## Stated goal
List every line in this data where the string "related" occurs.

## The records
## start

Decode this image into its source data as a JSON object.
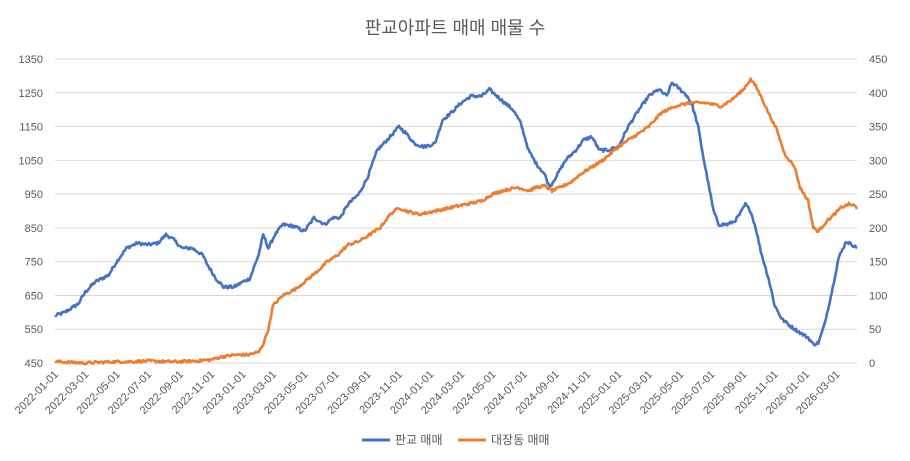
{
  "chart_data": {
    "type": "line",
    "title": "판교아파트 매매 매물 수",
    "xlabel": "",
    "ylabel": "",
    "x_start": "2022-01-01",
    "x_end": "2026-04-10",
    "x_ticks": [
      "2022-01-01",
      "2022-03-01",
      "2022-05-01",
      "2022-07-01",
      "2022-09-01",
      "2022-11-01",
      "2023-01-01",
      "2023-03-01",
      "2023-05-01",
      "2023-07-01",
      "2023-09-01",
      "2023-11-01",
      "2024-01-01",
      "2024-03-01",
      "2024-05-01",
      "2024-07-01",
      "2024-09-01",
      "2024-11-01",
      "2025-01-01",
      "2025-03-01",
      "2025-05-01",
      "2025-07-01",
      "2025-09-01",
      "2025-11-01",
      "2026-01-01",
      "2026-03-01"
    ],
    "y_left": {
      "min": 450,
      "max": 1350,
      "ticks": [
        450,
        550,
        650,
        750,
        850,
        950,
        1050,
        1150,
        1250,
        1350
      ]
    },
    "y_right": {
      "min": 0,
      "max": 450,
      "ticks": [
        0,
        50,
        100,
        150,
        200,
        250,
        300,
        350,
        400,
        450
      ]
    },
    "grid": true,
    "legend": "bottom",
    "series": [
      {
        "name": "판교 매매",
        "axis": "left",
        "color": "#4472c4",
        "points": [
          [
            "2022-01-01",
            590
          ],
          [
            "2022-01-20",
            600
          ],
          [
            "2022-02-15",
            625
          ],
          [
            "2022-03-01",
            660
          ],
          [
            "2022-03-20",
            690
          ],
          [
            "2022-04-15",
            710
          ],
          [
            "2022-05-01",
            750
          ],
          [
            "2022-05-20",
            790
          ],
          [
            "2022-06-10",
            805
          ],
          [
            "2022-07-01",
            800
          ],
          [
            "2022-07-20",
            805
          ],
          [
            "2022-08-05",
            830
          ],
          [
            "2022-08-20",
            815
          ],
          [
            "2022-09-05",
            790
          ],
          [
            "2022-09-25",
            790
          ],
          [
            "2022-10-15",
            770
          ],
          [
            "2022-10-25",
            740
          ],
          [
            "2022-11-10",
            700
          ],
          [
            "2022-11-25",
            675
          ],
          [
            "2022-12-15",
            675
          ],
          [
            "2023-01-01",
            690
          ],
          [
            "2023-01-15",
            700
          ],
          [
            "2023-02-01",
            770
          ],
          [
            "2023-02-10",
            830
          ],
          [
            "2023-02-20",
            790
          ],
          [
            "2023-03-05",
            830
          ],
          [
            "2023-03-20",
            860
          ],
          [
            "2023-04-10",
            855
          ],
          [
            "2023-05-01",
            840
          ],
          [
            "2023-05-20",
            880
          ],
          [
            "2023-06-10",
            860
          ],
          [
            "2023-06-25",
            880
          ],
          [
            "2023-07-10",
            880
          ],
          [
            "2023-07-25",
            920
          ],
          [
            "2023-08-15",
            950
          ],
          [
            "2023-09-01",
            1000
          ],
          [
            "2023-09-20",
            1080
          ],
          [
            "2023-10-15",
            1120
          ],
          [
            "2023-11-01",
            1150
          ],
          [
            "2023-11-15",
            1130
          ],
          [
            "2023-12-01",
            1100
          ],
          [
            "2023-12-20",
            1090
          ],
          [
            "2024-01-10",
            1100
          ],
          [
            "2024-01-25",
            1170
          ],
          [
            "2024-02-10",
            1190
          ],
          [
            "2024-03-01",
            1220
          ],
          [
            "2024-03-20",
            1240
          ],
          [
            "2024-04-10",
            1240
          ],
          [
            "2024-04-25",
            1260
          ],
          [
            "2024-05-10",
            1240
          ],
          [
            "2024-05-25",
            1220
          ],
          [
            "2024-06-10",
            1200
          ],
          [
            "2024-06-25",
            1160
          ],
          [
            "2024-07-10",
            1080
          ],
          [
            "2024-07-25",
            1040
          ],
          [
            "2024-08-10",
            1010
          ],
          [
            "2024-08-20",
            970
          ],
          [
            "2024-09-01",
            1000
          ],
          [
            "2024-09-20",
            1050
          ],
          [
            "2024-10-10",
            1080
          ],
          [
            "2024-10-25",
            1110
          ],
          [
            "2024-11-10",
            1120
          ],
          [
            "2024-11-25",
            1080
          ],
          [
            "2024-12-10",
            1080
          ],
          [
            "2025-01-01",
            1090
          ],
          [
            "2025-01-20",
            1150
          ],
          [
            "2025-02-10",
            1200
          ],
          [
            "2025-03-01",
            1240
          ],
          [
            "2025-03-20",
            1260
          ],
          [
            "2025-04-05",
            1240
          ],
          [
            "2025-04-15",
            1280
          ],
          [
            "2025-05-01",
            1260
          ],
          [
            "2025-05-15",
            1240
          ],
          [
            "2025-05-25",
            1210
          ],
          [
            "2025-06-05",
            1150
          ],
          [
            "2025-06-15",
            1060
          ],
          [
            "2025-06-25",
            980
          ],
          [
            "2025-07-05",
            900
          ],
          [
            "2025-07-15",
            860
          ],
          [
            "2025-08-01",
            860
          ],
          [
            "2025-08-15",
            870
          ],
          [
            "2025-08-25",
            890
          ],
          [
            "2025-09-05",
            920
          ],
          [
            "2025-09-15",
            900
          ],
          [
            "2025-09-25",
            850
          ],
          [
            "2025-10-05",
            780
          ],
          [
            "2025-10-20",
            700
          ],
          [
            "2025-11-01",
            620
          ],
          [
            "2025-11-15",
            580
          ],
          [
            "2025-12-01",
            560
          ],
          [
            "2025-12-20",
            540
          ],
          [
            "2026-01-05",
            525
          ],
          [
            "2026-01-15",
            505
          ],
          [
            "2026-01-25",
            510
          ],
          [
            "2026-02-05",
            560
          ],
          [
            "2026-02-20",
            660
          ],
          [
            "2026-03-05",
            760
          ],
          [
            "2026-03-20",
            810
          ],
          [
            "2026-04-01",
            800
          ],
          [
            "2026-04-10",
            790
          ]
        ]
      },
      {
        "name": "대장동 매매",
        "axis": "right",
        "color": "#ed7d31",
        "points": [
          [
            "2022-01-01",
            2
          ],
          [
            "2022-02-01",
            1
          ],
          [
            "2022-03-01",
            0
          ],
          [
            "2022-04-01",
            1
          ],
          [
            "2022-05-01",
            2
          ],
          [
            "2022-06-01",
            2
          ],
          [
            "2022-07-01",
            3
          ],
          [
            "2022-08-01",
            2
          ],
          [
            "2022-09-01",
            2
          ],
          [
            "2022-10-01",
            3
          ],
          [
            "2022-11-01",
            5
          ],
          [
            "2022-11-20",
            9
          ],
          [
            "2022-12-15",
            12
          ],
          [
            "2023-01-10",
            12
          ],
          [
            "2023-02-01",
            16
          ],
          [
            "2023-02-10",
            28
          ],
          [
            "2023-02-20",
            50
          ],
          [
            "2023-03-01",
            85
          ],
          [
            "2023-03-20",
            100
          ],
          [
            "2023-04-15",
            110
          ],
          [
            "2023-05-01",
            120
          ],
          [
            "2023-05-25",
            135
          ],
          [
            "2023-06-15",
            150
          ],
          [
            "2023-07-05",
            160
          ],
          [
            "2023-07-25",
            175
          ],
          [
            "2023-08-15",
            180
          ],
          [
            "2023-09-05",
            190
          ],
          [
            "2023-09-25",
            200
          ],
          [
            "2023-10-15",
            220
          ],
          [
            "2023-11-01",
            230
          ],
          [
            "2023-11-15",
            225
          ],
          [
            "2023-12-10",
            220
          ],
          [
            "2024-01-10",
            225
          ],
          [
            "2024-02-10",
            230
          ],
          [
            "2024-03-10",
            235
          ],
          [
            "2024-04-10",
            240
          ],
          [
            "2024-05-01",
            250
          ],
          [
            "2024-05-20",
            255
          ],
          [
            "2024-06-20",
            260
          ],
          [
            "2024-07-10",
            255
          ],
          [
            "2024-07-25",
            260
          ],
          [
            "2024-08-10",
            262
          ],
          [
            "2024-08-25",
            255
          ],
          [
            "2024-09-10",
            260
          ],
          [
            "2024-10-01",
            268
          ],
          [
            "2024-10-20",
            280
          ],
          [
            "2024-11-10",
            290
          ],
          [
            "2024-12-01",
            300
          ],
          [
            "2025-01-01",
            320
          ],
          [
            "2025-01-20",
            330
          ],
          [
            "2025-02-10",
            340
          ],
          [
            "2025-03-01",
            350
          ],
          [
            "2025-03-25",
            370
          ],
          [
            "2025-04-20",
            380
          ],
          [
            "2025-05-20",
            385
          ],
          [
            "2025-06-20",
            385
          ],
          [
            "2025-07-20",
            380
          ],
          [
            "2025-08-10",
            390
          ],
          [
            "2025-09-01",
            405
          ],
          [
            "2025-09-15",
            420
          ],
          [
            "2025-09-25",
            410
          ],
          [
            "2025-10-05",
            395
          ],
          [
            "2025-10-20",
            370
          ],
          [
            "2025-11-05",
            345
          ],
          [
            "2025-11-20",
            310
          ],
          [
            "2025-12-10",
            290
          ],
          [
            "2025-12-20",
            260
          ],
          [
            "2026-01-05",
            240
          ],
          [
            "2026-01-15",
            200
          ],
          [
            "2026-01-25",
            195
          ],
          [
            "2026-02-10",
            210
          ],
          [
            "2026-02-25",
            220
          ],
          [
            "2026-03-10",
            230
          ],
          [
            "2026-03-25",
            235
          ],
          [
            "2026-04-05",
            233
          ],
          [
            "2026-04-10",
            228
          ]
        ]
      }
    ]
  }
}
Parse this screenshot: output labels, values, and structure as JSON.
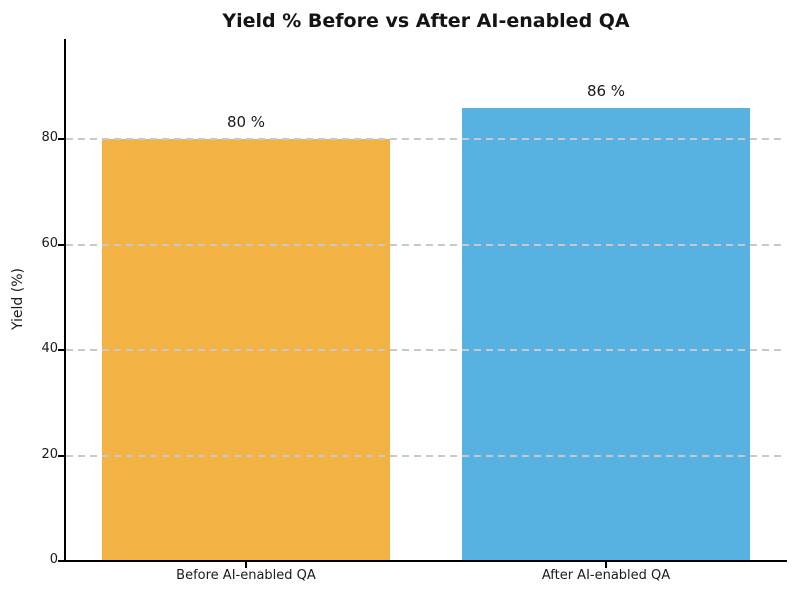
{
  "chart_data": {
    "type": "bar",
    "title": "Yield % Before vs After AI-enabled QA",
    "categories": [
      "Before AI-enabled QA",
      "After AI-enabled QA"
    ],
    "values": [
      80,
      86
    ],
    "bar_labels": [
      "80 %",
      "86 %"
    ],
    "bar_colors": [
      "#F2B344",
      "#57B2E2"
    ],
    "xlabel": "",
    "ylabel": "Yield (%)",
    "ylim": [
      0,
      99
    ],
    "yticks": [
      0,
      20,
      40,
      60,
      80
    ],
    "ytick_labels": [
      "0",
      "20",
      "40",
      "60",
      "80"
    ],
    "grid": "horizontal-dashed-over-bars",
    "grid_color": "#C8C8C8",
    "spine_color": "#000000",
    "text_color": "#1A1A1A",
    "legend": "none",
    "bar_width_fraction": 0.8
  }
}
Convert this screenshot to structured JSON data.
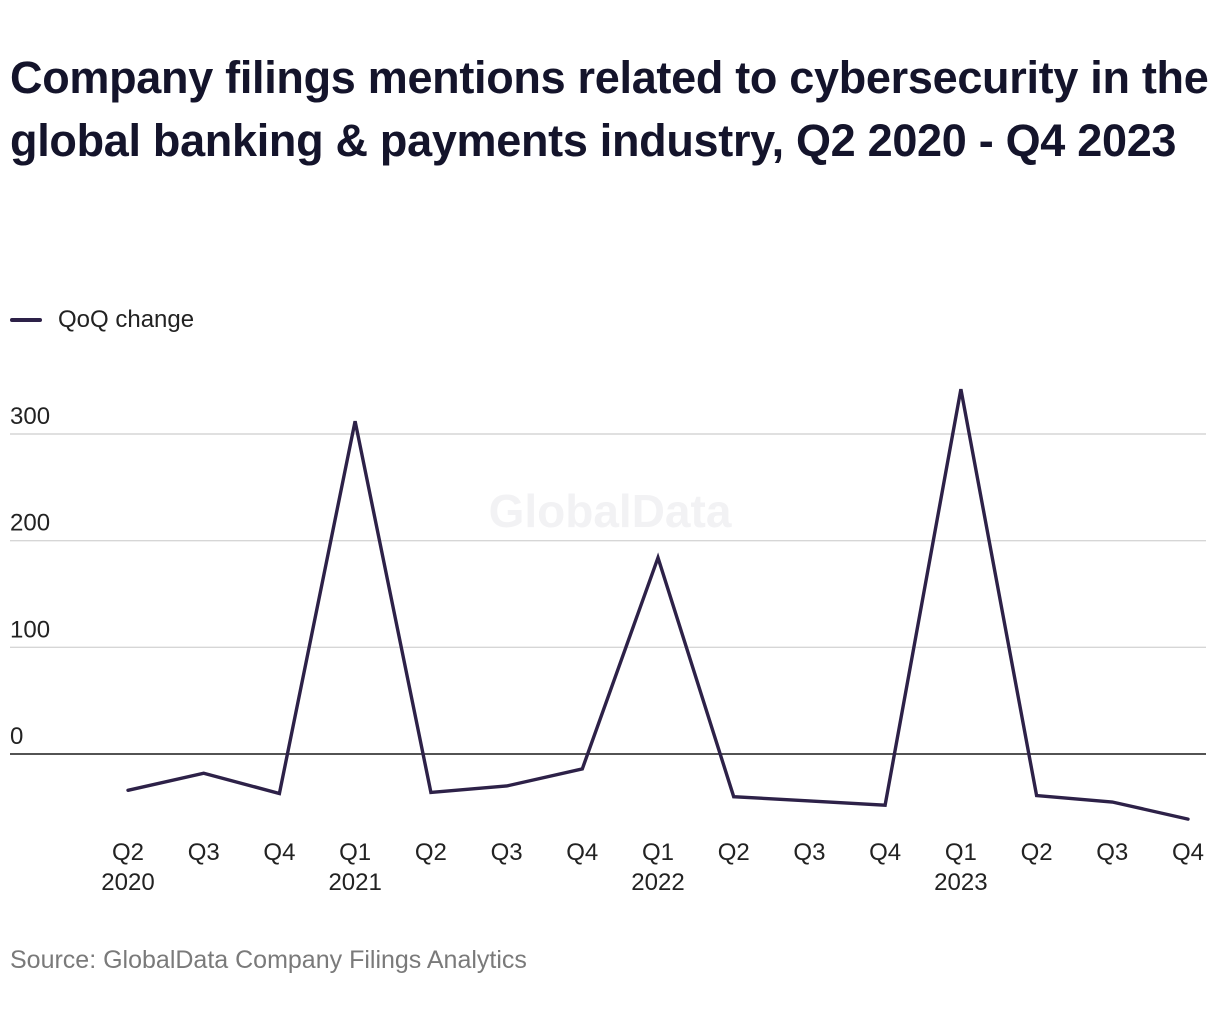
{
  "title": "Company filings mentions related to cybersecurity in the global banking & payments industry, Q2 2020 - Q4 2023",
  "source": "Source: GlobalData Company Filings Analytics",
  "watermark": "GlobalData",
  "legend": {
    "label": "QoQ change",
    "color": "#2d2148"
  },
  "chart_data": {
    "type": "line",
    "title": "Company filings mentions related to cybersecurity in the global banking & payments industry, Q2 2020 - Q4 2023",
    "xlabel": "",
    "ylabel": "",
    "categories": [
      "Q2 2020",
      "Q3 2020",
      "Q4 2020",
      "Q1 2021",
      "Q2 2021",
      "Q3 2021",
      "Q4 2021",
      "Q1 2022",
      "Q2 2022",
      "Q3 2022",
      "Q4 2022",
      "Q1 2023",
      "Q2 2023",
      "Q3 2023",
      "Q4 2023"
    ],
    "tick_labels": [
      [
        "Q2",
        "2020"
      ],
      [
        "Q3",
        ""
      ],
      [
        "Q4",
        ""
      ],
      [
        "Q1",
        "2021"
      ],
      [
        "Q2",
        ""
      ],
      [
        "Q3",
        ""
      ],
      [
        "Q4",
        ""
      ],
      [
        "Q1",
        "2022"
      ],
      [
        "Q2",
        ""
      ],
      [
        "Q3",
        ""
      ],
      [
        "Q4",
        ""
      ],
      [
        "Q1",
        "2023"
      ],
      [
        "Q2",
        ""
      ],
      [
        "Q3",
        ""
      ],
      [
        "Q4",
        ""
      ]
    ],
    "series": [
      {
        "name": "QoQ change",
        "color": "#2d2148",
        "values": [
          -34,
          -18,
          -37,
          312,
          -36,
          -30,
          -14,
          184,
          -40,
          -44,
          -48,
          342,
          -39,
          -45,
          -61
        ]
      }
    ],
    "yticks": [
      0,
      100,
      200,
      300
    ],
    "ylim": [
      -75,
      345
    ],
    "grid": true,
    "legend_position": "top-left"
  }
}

## end

## Task response
  "title": "Company filings mentions related to cybersecurity in the global banking & payments industry, Q2 2020 - Q4 2023",
    "title": "Company filings mentions related to cybersecurity in the global banking & payments industry, Q2 2020 - Q4 2023",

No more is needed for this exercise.